§ Problem to work on
Count how many lines contain the word "Расширение". Please give only the number.

[Saved entries]
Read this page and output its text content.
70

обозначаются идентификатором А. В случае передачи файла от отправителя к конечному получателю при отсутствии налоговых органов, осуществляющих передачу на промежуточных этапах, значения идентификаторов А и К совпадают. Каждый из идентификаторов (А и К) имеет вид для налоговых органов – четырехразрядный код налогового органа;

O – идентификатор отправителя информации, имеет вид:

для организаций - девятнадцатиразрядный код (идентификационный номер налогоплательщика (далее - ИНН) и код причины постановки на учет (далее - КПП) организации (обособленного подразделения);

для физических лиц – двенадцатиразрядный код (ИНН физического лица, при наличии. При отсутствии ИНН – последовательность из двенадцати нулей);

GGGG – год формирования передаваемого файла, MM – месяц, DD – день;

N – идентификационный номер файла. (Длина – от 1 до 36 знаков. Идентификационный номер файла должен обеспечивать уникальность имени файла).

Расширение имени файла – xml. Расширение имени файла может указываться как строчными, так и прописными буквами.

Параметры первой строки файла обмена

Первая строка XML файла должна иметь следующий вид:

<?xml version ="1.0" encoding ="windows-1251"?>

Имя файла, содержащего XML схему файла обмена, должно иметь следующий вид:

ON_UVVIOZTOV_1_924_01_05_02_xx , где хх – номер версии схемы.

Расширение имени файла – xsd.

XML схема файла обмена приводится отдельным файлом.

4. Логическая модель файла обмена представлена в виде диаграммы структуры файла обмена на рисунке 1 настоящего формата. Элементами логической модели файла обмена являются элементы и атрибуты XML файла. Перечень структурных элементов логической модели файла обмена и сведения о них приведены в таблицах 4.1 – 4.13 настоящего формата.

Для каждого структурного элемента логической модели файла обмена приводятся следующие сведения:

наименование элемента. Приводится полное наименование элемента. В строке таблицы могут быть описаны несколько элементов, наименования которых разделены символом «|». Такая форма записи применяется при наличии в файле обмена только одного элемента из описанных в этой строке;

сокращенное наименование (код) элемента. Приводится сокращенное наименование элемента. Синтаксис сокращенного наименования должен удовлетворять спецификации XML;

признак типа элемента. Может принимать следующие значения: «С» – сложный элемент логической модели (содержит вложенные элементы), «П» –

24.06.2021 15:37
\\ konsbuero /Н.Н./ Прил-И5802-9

§ Right answer
2